> What needs to be done: Leave out the pictures and restate the rest of the data exactly.
==*==
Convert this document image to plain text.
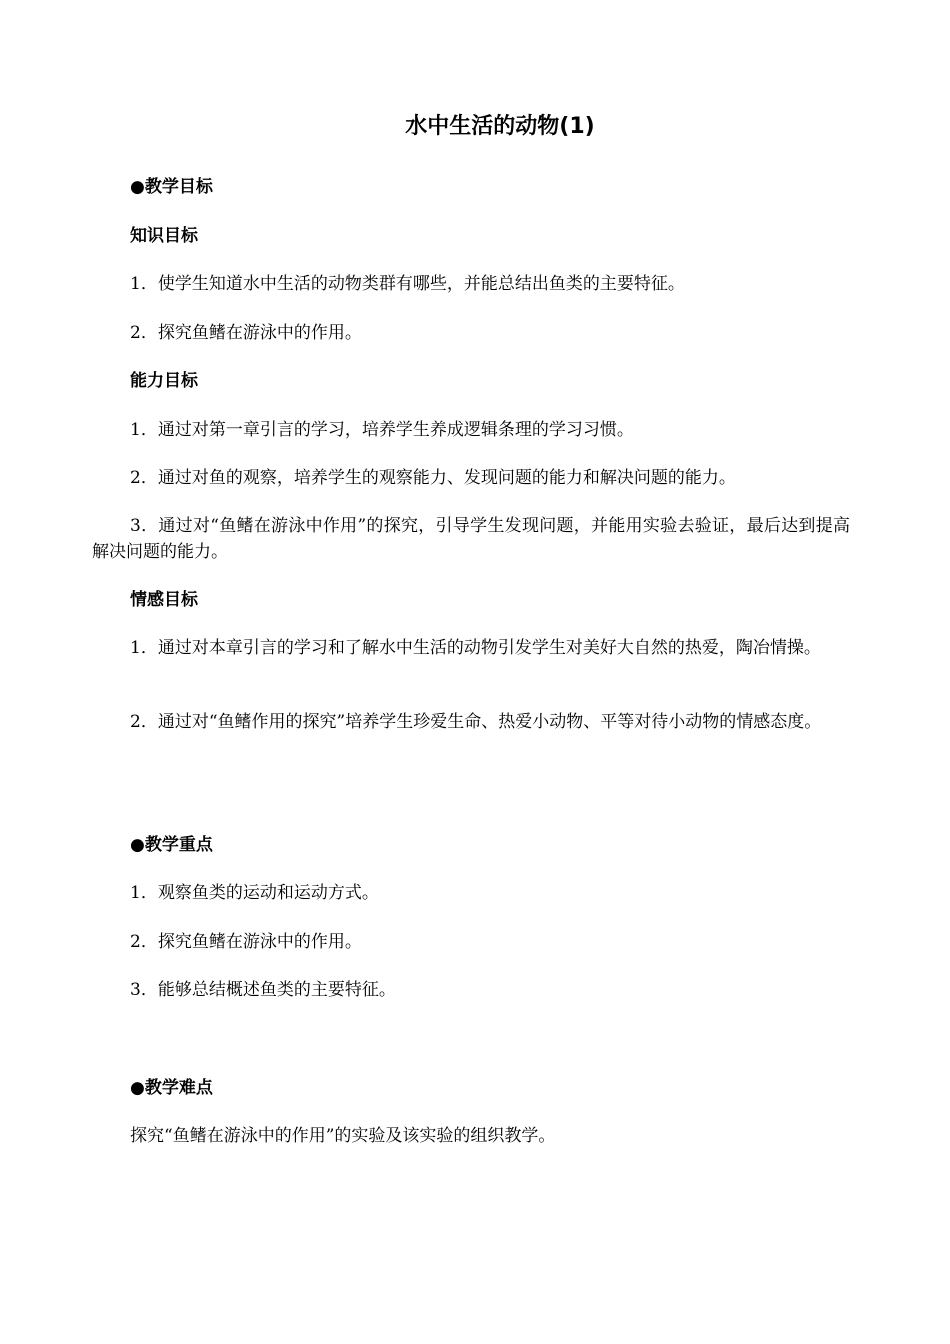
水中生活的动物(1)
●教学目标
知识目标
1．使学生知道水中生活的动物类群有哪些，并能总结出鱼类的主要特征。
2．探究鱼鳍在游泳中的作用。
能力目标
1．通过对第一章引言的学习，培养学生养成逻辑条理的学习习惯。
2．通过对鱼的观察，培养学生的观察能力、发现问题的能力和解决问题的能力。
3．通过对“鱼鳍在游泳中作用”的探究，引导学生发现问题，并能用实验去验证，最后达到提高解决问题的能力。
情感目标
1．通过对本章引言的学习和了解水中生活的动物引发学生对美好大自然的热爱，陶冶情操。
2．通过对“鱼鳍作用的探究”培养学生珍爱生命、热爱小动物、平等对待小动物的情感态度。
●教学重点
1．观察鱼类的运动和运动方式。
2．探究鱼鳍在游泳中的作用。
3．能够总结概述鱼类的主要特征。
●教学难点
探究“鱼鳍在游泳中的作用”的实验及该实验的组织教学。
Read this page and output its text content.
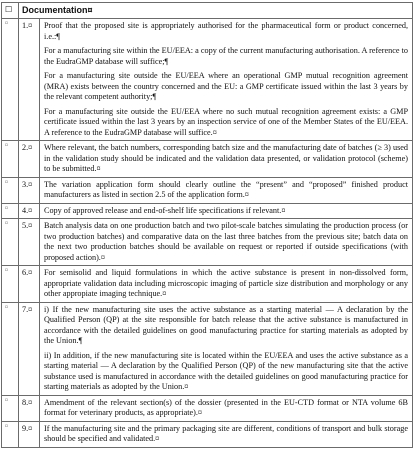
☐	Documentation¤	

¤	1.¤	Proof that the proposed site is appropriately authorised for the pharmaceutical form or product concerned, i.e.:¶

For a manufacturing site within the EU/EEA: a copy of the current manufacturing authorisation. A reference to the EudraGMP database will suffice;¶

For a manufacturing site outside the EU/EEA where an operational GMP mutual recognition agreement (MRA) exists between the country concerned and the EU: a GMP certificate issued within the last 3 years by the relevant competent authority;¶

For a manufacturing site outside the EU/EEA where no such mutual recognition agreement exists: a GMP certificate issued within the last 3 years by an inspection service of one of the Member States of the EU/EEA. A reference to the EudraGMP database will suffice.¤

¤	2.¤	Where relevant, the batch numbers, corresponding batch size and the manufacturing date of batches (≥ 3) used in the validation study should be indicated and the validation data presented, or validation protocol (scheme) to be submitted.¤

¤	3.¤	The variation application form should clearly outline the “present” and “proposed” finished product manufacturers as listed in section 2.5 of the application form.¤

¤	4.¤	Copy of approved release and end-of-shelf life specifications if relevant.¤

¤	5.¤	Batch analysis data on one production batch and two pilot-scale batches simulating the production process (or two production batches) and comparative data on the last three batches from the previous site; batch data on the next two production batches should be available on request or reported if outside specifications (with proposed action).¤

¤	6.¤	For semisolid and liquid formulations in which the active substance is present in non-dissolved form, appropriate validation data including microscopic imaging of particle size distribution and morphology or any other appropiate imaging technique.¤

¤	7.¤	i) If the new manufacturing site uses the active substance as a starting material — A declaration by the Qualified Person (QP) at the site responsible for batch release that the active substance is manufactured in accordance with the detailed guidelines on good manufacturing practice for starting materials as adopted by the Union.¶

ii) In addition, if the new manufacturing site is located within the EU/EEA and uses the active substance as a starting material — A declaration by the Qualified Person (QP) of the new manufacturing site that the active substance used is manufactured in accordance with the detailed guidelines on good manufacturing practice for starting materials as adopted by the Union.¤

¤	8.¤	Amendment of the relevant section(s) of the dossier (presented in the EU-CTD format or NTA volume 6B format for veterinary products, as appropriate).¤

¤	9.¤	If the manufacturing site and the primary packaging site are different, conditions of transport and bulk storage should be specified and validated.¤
==*==
> Solved problem:
Convert this document image to plain text.
水中生活的动物(1)
●教学目标
知识目标
1．使学生知道水中生活的动物类群有哪些，并能总结出鱼类的主要特征。
2．探究鱼鳍在游泳中的作用。
能力目标
1．通过对第一章引言的学习，培养学生养成逻辑条理的学习习惯。
2．通过对鱼的观察，培养学生的观察能力、发现问题的能力和解决问题的能力。
3．通过对“鱼鳍在游泳中作用”的探究，引导学生发现问题，并能用实验去验证，最后达到提高解决问题的能力。
情感目标
1．通过对本章引言的学习和了解水中生活的动物引发学生对美好大自然的热爱，陶冶情操。
2．通过对“鱼鳍作用的探究”培养学生珍爱生命、热爱小动物、平等对待小动物的情感态度。
●教学重点
1．观察鱼类的运动和运动方式。
2．探究鱼鳍在游泳中的作用。
3．能够总结概述鱼类的主要特征。
●教学难点
探究“鱼鳍在游泳中的作用”的实验及该实验的组织教学。
Read this page and output its text content.
☐	Documentation¤	

¤	1.¤	Proof that the proposed site is appropriately authorised for the pharmaceutical form or product concerned, i.e.:¶

For a manufacturing site within the EU/EEA: a copy of the current manufacturing authorisation. A reference to the EudraGMP database will suffice;¶

For a manufacturing site outside the EU/EEA where an operational GMP mutual recognition agreement (MRA) exists between the country concerned and the EU: a GMP certificate issued within the last 3 years by the relevant competent authority;¶

For a manufacturing site outside the EU/EEA where no such mutual recognition agreement exists: a GMP certificate issued within the last 3 years by an inspection service of one of the Member States of the EU/EEA. A reference to the EudraGMP database will suffice.¤

¤	2.¤	Where relevant, the batch numbers, corresponding batch size and the manufacturing date of batches (≥ 3) used in the validation study should be indicated and the validation data presented, or validation protocol (scheme) to be submitted.¤

¤	3.¤	The variation application form should clearly outline the “present” and “proposed” finished product manufacturers as listed in section 2.5 of the application form.¤

¤	4.¤	Copy of approved release and end-of-shelf life specifications if relevant.¤

¤	5.¤	Batch analysis data on one production batch and two pilot-scale batches simulating the production process (or two production batches) and comparative data on the last three batches from the previous site; batch data on the next two production batches should be available on request or reported if outside specifications (with proposed action).¤

¤	6.¤	For semisolid and liquid formulations in which the active substance is present in non-dissolved form, appropriate validation data including microscopic imaging of particle size distribution and morphology or any other appropiate imaging technique.¤

¤	7.¤	i) If the new manufacturing site uses the active substance as a starting material — A declaration by the Qualified Person (QP) at the site responsible for batch release that the active substance is manufactured in accordance with the detailed guidelines on good manufacturing practice for starting materials as adopted by the Union.¶

ii) In addition, if the new manufacturing site is located within the EU/EEA and uses the active substance as a starting material — A declaration by the Qualified Person (QP) of the new manufacturing site that the active substance used is manufactured in accordance with the detailed guidelines on good manufacturing practice for starting materials as adopted by the Union.¤

¤	8.¤	Amendment of the relevant section(s) of the dossier (presented in the EU-CTD format or NTA volume 6B format for veterinary products, as appropriate).¤

¤	9.¤	If the manufacturing site and the primary packaging site are different, conditions of transport and bulk storage should be specified and validated.¤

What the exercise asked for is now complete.